# TASK
State how many lines include "interne", giving the number by itself.

# DATA TO USE
◇ ◇ ◇ ◇ ◇ ◇ ◇

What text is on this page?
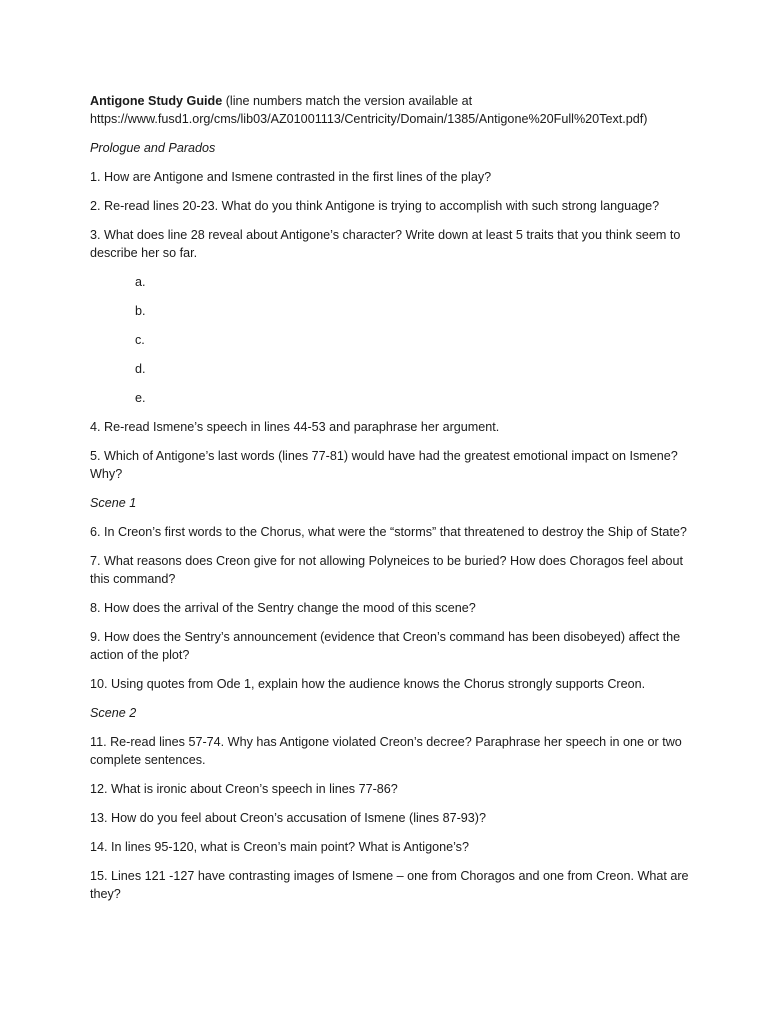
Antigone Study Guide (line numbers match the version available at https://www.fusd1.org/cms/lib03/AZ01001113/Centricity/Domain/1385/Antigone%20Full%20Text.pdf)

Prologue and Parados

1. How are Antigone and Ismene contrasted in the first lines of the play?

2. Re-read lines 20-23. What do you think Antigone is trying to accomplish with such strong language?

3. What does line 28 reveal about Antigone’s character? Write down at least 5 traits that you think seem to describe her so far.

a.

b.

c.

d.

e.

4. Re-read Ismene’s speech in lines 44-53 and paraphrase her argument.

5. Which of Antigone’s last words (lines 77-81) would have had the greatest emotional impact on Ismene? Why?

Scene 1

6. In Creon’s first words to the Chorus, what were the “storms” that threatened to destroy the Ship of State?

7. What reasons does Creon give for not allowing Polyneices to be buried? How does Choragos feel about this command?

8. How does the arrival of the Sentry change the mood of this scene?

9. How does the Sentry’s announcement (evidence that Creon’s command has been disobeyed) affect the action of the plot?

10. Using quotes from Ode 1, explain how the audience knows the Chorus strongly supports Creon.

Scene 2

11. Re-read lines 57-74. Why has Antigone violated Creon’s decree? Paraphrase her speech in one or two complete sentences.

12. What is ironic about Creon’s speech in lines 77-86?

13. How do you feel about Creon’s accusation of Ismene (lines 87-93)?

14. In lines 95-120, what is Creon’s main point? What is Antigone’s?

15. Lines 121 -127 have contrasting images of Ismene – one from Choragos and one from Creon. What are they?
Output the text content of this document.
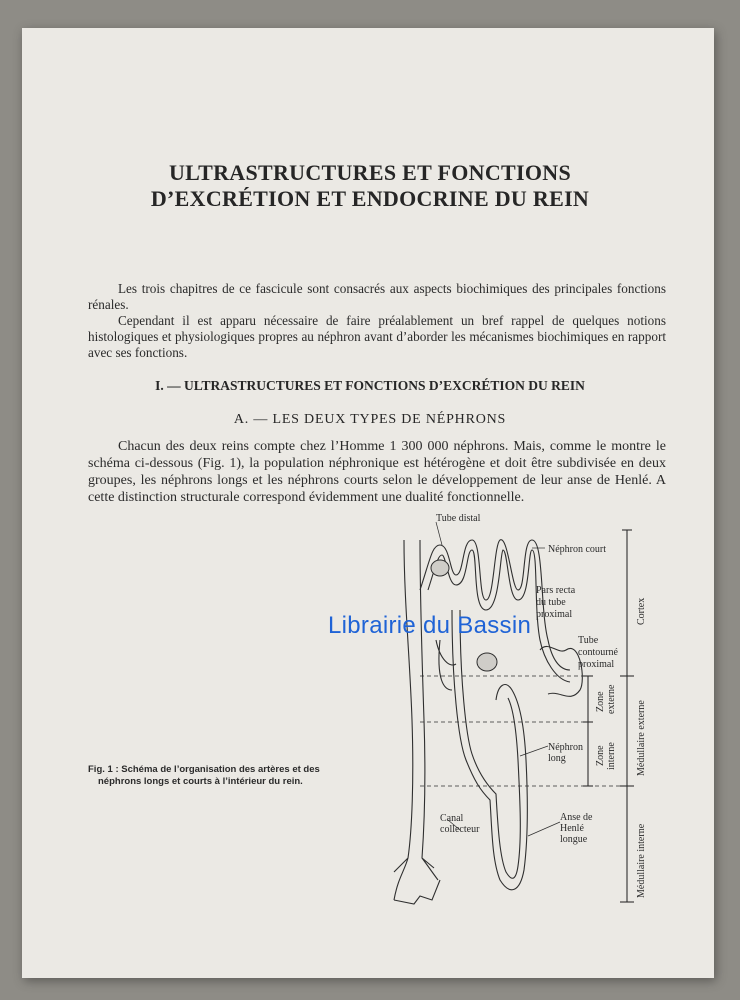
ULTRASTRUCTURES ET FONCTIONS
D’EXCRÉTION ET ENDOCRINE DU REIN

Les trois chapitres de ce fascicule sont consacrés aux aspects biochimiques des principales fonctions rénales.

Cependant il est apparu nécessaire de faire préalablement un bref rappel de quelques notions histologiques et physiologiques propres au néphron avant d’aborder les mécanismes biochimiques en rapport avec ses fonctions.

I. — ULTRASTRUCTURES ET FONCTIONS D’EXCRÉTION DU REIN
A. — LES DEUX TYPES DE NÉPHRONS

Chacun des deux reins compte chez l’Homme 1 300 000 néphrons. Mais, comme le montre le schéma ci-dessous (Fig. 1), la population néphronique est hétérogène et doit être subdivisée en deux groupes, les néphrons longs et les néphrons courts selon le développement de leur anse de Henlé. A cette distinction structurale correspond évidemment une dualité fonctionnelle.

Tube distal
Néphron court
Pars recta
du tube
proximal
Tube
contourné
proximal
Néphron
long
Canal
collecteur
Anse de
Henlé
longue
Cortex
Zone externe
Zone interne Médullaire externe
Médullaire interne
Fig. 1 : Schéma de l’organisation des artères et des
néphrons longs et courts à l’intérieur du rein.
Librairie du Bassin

◇ ◇ ◇ ◇ ◇ ◇ ◇

# FINAL ANSWER
2